Task
Your task is to copy every line of the entries that contains "rangka".

* Start Data listing *

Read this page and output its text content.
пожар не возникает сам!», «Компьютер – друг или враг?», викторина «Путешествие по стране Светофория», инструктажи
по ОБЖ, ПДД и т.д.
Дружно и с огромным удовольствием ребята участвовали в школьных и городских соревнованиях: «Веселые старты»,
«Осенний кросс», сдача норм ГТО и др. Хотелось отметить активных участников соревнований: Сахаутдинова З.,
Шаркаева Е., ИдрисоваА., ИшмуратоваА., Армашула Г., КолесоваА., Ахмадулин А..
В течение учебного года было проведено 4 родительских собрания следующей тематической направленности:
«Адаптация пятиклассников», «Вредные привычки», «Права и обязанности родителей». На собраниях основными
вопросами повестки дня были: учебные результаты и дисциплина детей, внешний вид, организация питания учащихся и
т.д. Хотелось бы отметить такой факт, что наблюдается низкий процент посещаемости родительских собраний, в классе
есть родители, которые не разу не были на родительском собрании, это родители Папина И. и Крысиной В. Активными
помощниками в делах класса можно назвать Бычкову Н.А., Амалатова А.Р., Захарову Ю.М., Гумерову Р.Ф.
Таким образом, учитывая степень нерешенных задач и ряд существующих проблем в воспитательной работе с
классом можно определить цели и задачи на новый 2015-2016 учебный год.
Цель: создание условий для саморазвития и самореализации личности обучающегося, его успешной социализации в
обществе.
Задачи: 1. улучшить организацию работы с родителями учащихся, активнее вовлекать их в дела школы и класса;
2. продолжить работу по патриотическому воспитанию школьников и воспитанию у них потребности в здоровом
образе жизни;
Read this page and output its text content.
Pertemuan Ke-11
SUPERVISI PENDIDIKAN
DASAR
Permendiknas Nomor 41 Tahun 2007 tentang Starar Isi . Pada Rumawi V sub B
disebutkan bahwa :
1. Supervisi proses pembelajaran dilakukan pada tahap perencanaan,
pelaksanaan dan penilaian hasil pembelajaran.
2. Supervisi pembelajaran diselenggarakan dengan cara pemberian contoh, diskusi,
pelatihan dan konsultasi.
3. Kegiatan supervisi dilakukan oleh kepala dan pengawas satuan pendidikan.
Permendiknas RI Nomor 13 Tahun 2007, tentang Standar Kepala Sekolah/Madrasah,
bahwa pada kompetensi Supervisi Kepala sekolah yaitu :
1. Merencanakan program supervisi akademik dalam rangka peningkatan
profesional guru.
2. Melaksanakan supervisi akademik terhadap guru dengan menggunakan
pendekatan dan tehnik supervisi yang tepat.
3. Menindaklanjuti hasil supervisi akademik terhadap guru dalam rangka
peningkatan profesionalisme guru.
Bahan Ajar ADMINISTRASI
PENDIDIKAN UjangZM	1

* End Data listing *

Task answer
1. Merencanakan program supervisi akademik dalam rangka peningkatan
3. Menindaklanjuti hasil supervisi akademik terhadap guru dalam rangka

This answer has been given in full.